**Tarefa a executar:** Continue o texto sobre o apoio comunista aos movimentos anticoloniais logo após a última frase apresentada.

**Trecho do documento:**
==========

O objetivo central dos comunistas revolucionários é a destruição do sistema capitalista em escala mundial, um sistema cujo coração bate nas grandes metrópoles imperialistas da América e da Europa, mas que não pode viver sem a exploração de vastos impérios coloniais e semicoloniais, verdadeiras reservas de riquezas de que elas tiram parte considerável de sua força; impérios que elas mantêm sob a mais tremenda opressão, esforçando-se em impedir qualquer modernização de suas estruturas políticas, sociais e econômicas arcaicas precisamente para poder reinar sem contestação, por tenderem à transformação dessas estruturas arcaicas, movimentos nacional-revolucionários que aí se desenvolvem são levados a uma luta frontal, armada, contra o próprio imperialismo, integrando-se, assim, na estratégia revolucionária proletária, de que são um componente de grande importância. Por isso, os comunistas trabalham, tanto nas metrópoles quanto nas colónias, para fazer com que o movimento proletário revolucionário e comunista nas metrópoles e o movimento nacional-revolucionário e democrático nas colónias e semicolónias convirjam num só e único movimento anticapitalista mundial.
É nessas bases que deve ser colocado o problema do apoio dos comunistas aos movimentos nacional-revolucionários das colónias e semicolônias, um problema que deve ser focalizado de dois prismas distintos, ambos situados no plano da revolução comunista internacional.
O aspecto da questão que nos interessa aqui mais particularmente é o do apoio dado pelo movimento revolucionário na metrópole. Desse prisma, a única maneira consequente de apoiar os movimentos anticoloniais consiste em bater-se resolutamente contra a opressão colonial de seu próprio Estado, pela independência incondicional das colónias e contra toda intervenção — política, diplomática, militar direta ou indireta, nas colónias e nações oprimidas. Mas, para que esse combate seja eficaz, é indispensável romper com o oportunismo, que é, no dizer de Lênin: "o principal esteio social" da burguesia imperialista e que, estando diretamente interessado na preservação do império colonial por viver das migalhas da exploração deste pela sua burguesia imperialista, desvia essa luta de seu verdadeiro alvo — o Estado burguês —, conduzindo-a em direção a objetivos e com diretivas perfeitamente compatíveis com a preservação dos interesses imperialistas da sua burguesia.
É essencial compreender-se que uma luta sem compromissos contra o Estado opressor e seus lacaios social-imperialistas é a condição primeira da convergência do movimento proletário das metrópoles e do movimento revolucionário das colónias. Essa luta constitui a pedra angular da estratégia anti-imperialista dos marxistas revolucionários.

==========

**Dados:**
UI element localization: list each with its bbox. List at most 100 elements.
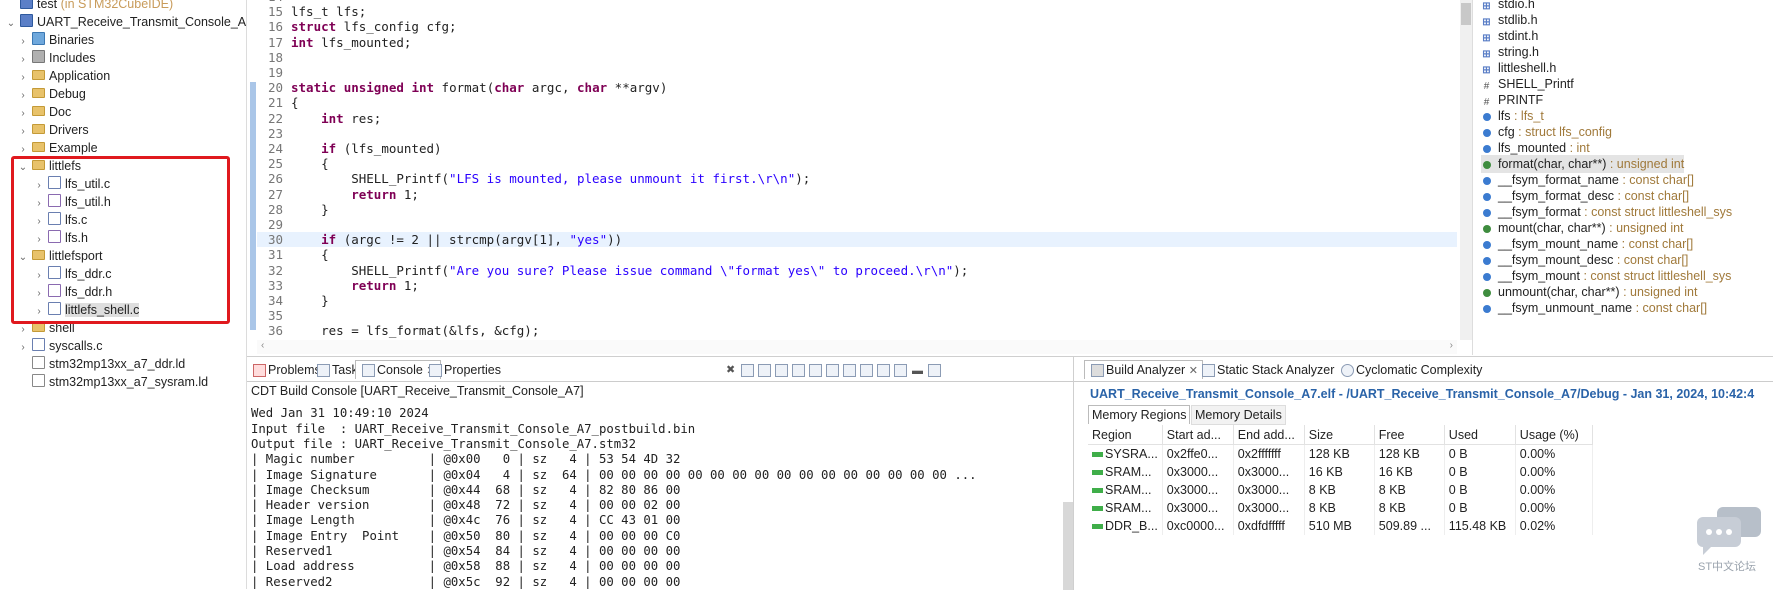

==========

**Resultado do exercício:**
Dar as costas a essa tarefa equivale, objetivamente, a deixar "seu" imperialismo com as mãos livres para perpetrar seus crimes nos países subjugados e, por outro lado, contribui também para deixar-lhe com as mãos livres para fortalecer-se contra o próprio proletariado metropolitano. É por essa razão que concebemos essa tarefa não como um imperativo moral, mas sim como uma exigência prática da luta pela emancipação proletária.
Ora, desse ponto de vista, nenhum movimento português se coloca no terreno de um apoio internacionalista consequente à luta do povo angolano. Com efeito, como poderiam fazê-lo, quando se lançam desavergonhadamente nos braços do oportunismo oficial e, mesmo, nos próprios braços do Estado português, seja por intermédio do COPCON — o patrocinador da criação da FUR —, seja, no que concerne aos maoístas, que não entraram nessa frente pretextando que ela estava a serviço do "social-fascismo" do PCP (a verdade é que eles preferem cobrir de beijos as bochechas flácidas de Mário Soares), por intermédio do "grupo dos nove” ou de outros militares "revolucionários" do mesmo calibre? Como poderiam colocar-se no terreno de um apoio internacionalista proletário, se são os paladinos do "processo de descolonização", na versão Melo Antunes para os últimos, ou na variante Vasco Gonçalves para os primeiros?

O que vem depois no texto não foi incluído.